▶ Instructions to follow: Rewrite everything from the top of the rows down through the line holding "Text: ۱۳،۱۹۷: ۱۳،۱۹۷: [204, 98, 229, 107]", renaming "Text" to "Label" and leaving every other part unchanged.

▶ Boxed element entries:
## Begin
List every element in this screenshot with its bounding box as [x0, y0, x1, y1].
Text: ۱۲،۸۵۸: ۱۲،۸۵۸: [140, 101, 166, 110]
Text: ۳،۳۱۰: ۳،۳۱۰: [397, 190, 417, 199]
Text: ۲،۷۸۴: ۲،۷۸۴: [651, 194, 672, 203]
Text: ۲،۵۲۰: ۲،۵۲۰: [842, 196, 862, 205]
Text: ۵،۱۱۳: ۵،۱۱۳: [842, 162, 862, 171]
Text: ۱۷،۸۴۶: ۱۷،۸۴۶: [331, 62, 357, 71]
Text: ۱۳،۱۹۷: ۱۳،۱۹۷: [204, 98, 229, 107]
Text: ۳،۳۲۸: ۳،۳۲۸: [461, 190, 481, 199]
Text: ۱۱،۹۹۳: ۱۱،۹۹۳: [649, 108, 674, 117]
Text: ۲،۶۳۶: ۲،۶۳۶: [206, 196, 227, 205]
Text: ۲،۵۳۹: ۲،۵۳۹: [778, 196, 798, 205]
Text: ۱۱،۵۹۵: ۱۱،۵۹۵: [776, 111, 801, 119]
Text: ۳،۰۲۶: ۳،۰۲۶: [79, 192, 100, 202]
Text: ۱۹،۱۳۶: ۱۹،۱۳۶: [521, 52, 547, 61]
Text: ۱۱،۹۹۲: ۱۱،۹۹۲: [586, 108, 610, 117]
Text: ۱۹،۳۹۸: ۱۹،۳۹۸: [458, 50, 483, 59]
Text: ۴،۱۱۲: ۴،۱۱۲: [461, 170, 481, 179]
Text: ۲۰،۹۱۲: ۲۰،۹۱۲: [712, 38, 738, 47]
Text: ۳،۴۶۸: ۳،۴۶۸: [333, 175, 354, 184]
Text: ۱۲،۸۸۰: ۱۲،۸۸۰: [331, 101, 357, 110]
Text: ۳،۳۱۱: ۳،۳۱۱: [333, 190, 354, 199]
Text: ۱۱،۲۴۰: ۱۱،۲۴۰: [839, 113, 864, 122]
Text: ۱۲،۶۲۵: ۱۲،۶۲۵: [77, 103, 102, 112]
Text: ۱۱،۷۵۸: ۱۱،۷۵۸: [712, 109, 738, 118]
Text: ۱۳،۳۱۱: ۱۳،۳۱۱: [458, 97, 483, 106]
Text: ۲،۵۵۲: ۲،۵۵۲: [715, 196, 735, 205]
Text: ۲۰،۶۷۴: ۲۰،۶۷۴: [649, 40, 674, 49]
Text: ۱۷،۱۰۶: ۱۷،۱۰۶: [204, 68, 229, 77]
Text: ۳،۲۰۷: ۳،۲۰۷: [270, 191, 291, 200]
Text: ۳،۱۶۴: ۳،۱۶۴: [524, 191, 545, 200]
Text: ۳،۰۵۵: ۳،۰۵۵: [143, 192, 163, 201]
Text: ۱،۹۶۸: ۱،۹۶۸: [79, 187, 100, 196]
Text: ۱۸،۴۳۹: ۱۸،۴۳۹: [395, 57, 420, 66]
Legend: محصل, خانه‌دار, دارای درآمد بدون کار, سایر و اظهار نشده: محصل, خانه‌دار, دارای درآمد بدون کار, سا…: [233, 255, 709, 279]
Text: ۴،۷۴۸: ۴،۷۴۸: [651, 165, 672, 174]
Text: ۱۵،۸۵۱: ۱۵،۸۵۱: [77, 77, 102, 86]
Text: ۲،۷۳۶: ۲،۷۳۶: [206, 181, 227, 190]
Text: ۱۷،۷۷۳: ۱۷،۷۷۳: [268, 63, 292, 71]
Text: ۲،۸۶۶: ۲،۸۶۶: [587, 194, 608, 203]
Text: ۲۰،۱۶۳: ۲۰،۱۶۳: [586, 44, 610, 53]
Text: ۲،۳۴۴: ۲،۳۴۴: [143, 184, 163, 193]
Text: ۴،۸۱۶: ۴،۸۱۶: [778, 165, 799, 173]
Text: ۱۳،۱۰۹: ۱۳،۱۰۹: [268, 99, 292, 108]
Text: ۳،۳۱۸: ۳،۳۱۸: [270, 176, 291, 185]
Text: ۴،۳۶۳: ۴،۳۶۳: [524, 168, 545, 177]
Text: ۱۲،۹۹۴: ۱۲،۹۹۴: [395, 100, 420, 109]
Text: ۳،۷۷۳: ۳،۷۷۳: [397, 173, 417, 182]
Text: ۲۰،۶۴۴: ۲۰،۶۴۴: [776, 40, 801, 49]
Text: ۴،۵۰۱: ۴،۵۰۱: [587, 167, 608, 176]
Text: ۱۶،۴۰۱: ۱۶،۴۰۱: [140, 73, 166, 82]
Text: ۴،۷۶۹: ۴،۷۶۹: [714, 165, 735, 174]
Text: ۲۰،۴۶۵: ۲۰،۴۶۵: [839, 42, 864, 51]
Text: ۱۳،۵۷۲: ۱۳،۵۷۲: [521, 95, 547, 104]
## End
▶ Exercise answer:
List every element in this screenshot with its bounding box as [x0, y0, x1, y1].
Label: ۱۲،۸۵۸: ۱۲،۸۵۸: [140, 101, 166, 110]
Label: ۳،۳۱۰: ۳،۳۱۰: [397, 190, 417, 199]
Label: ۲،۷۸۴: ۲،۷۸۴: [651, 194, 672, 203]
Label: ۲،۵۲۰: ۲،۵۲۰: [842, 196, 862, 205]
Label: ۵،۱۱۳: ۵،۱۱۳: [842, 162, 862, 171]
Label: ۱۷،۸۴۶: ۱۷،۸۴۶: [331, 62, 357, 71]
Label: ۱۳،۱۹۷: ۱۳،۱۹۷: [204, 98, 229, 107]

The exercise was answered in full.